--- Start GIVEN RECORDS ---

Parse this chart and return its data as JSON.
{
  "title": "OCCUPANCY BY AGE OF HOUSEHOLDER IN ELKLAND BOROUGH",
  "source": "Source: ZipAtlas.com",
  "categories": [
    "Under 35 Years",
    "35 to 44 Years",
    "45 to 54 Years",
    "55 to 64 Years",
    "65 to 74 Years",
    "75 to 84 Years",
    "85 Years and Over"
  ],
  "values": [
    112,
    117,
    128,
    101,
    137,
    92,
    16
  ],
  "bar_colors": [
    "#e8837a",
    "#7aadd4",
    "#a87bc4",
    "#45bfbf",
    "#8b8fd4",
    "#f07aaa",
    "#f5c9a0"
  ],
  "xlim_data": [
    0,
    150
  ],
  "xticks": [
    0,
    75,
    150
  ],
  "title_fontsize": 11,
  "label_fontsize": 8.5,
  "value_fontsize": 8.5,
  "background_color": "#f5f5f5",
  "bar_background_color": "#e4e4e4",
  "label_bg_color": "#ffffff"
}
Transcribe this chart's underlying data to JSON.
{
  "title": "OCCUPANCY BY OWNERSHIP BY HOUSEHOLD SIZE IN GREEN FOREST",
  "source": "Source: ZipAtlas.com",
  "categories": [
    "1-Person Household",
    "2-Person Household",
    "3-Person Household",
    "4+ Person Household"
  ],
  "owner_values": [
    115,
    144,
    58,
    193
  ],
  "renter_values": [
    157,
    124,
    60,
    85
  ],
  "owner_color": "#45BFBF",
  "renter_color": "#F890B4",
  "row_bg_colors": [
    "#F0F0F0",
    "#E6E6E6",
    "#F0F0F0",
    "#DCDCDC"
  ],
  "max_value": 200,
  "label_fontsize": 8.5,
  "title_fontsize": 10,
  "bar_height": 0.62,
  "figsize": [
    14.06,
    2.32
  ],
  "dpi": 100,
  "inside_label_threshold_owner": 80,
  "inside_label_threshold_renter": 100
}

--- End GIVEN RECORDS ---

*WORK TO BE COMPLETED*:
Filter out every line that lacks the word "this", and copy the rest.

*TASK SOLUTION*:
Parse this chart and return its data as JSON.
Transcribe this chart's underlying data to JSON.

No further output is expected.